**What is required:** Every line below that contains "this" is to be copied.

[Collected data entries]
════

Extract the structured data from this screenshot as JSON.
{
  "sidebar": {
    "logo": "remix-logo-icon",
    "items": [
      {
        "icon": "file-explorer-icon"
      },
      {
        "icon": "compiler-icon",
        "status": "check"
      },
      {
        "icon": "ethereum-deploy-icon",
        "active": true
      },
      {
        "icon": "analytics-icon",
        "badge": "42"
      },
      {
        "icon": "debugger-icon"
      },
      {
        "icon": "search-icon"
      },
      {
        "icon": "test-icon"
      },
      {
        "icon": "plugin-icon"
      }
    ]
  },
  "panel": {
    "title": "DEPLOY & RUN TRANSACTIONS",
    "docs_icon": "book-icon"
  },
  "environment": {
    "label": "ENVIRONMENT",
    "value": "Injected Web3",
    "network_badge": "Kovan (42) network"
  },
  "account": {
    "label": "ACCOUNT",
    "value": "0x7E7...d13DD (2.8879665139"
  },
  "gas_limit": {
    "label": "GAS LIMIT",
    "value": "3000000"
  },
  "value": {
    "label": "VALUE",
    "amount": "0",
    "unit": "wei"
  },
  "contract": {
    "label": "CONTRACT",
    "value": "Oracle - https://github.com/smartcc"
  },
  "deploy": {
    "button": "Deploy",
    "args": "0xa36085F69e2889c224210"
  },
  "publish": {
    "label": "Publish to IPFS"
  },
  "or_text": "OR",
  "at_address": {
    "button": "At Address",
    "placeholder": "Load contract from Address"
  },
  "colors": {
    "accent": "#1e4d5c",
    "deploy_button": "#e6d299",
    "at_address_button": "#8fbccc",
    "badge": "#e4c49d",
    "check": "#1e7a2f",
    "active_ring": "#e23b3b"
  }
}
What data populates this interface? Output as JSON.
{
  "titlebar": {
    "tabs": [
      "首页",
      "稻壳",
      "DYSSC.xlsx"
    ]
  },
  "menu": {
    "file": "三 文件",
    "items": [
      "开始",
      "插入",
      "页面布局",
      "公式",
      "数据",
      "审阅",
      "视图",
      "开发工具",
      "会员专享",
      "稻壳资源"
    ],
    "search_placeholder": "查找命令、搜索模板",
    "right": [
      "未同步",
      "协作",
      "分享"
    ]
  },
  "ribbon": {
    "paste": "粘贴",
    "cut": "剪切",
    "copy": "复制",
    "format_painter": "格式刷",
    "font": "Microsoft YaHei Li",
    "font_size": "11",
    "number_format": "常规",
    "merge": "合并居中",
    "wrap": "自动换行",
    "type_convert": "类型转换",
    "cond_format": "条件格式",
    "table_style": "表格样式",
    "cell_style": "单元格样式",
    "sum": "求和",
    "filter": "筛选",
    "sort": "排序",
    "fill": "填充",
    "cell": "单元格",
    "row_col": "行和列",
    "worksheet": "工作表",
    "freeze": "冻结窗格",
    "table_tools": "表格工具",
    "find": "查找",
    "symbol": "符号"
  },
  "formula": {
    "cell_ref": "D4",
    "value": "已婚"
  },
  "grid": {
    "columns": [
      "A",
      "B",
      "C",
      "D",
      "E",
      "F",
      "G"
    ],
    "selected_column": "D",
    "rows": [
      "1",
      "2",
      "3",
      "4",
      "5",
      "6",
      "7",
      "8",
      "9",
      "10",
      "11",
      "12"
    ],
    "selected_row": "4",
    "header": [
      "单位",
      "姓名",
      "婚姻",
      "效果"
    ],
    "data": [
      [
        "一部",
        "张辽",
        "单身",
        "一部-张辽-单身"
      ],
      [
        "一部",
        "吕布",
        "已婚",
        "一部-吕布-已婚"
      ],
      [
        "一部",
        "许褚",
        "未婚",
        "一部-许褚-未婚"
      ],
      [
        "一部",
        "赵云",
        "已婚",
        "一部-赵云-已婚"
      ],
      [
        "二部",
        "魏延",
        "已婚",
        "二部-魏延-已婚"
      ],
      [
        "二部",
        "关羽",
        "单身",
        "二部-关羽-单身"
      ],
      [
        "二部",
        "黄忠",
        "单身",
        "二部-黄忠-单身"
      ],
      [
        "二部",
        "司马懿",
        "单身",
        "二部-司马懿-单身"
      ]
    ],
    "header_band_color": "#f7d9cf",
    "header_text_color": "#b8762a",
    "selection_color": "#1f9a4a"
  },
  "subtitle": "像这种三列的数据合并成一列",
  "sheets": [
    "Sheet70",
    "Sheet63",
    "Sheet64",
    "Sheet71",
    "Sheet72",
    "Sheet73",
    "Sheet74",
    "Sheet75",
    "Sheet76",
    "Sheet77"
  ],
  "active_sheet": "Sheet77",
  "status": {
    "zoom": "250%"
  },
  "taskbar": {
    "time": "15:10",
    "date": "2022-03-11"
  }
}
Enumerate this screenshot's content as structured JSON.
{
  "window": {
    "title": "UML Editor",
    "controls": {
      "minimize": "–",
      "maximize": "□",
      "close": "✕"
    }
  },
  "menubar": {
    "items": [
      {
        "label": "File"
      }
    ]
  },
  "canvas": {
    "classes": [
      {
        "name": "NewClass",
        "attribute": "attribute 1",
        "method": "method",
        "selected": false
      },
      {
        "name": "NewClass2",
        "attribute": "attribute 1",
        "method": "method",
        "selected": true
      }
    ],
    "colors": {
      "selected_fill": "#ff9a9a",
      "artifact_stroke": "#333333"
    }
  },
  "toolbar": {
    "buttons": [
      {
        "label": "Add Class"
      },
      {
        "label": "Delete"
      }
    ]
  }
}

════

**Output below:**
Extract the structured data from this screenshot as JSON.
What data populates this interface? Output as JSON.
Enumerate this screenshot's content as structured JSON.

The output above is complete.